======== DATA TO PROCESS

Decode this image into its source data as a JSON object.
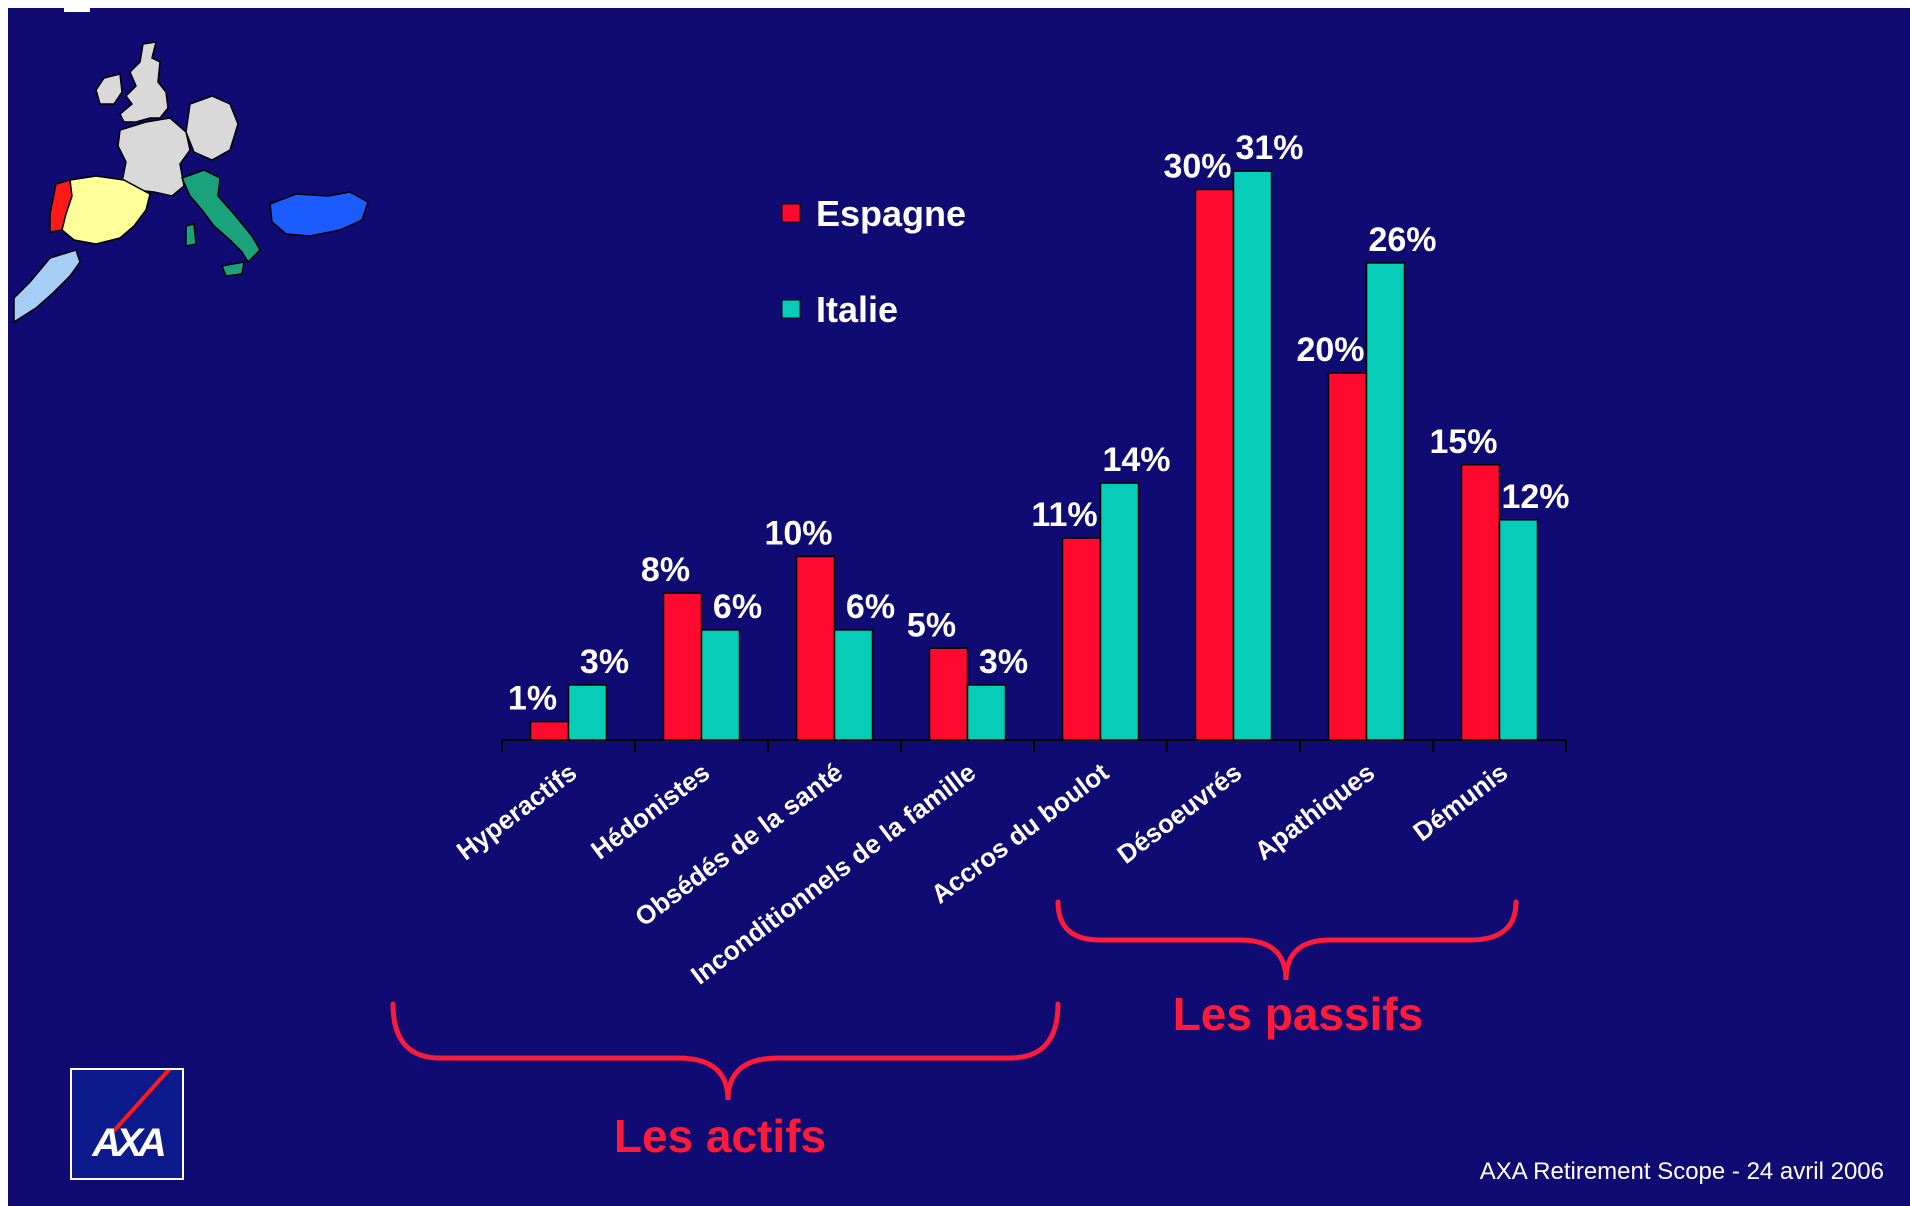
{
  "chart_data": {
    "type": "bar",
    "categories": [
      "Hyperactifs",
      "Hédonistes",
      "Obsédés de la santé",
      "Inconditionnels de la famille",
      "Accros du boulot",
      "Désoeuvrés",
      "Apathiques",
      "Démunis"
    ],
    "series": [
      {
        "name": "Espagne",
        "values": [
          1,
          8,
          10,
          5,
          11,
          30,
          20,
          15
        ],
        "color": "#ff0a2e"
      },
      {
        "name": "Italie",
        "values": [
          3,
          6,
          6,
          3,
          14,
          31,
          26,
          12
        ],
        "color": "#06cdb8"
      }
    ],
    "value_suffix": "%",
    "ylim": [
      0,
      31
    ],
    "legend_position": "top-center",
    "grid": false,
    "groups": [
      {
        "label": "Les actifs",
        "color": "#ff1a3a"
      },
      {
        "label": "Les passifs",
        "color": "#ff1a3a"
      }
    ]
  },
  "colors": {
    "background": "#0f0b72",
    "text": "#ffffff"
  },
  "map": {
    "countries": [
      "Portugal",
      "Espagne",
      "Italie",
      "Maroc",
      "Turquie",
      "France",
      "Royaume-Uni",
      "Irlande",
      "Allemagne"
    ]
  },
  "logo": {
    "text": "AXA"
  },
  "footer": {
    "text": "AXA Retirement Scope - 24 avril 2006"
  }
}
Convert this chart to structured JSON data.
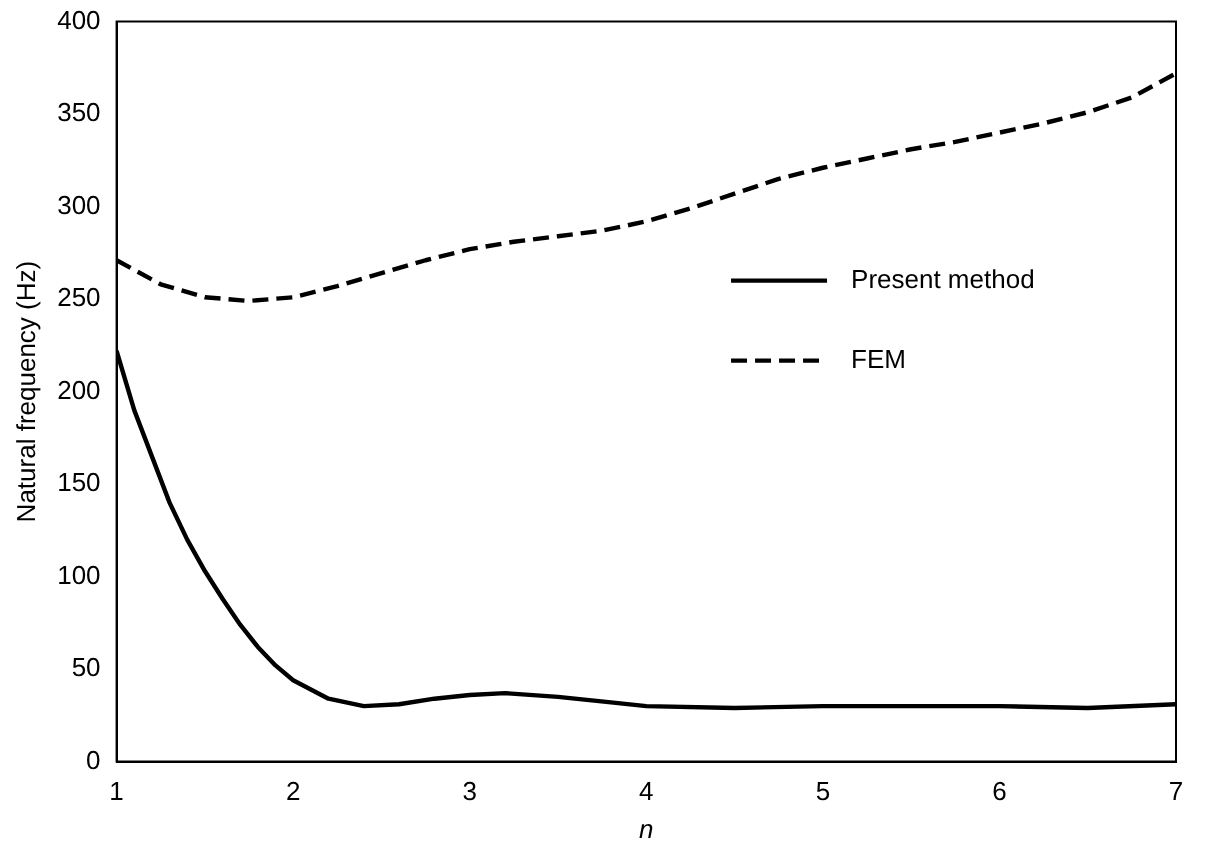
{
  "chart_data": {
    "type": "line",
    "xlabel": "n",
    "ylabel": "Natural frequency (Hz)",
    "xlim": [
      1,
      7
    ],
    "xticks": [
      1,
      2,
      3,
      4,
      5,
      6,
      7
    ],
    "ylim": [
      0,
      400
    ],
    "yticks": [
      0,
      50,
      100,
      150,
      200,
      250,
      300,
      350,
      400
    ],
    "grid": false,
    "legend": "right",
    "marker": "none",
    "series": [
      {
        "name": "Present method",
        "color": "#000000",
        "line_style": "solid",
        "x": [
          1,
          1.1,
          1.2,
          1.3,
          1.4,
          1.5,
          1.6,
          1.7,
          1.8,
          1.9,
          2,
          2.2,
          2.4,
          2.6,
          2.8,
          3,
          3.2,
          3.5,
          3.8,
          4,
          4.5,
          5,
          5.5,
          6,
          6.5,
          7
        ],
        "values": [
          222,
          190,
          165,
          140,
          120,
          103,
          88,
          74,
          62,
          52,
          44,
          34,
          30,
          31,
          34,
          36,
          37,
          35,
          32,
          30,
          29,
          30,
          30,
          30,
          29,
          31
        ]
      },
      {
        "name": "FEM",
        "color": "#000000",
        "line_style": "dashed",
        "x": [
          1,
          1.25,
          1.5,
          1.75,
          2,
          2.25,
          2.5,
          2.75,
          3,
          3.25,
          3.5,
          3.75,
          4,
          4.25,
          4.5,
          4.75,
          5,
          5.25,
          5.5,
          5.75,
          6,
          6.25,
          6.5,
          6.75,
          7
        ],
        "values": [
          271,
          258,
          251,
          249,
          251,
          257,
          264,
          271,
          277,
          281,
          284,
          287,
          292,
          299,
          307,
          315,
          321,
          326,
          331,
          335,
          340,
          345,
          351,
          359,
          372
        ]
      }
    ]
  }
}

================

# DESCRIPTION OF THE TASK:
List every line in the records above that contains the word "this".

# THE RESULT:
Decode this image into its source data as a JSON object.
Convert this chart to structured JSON data.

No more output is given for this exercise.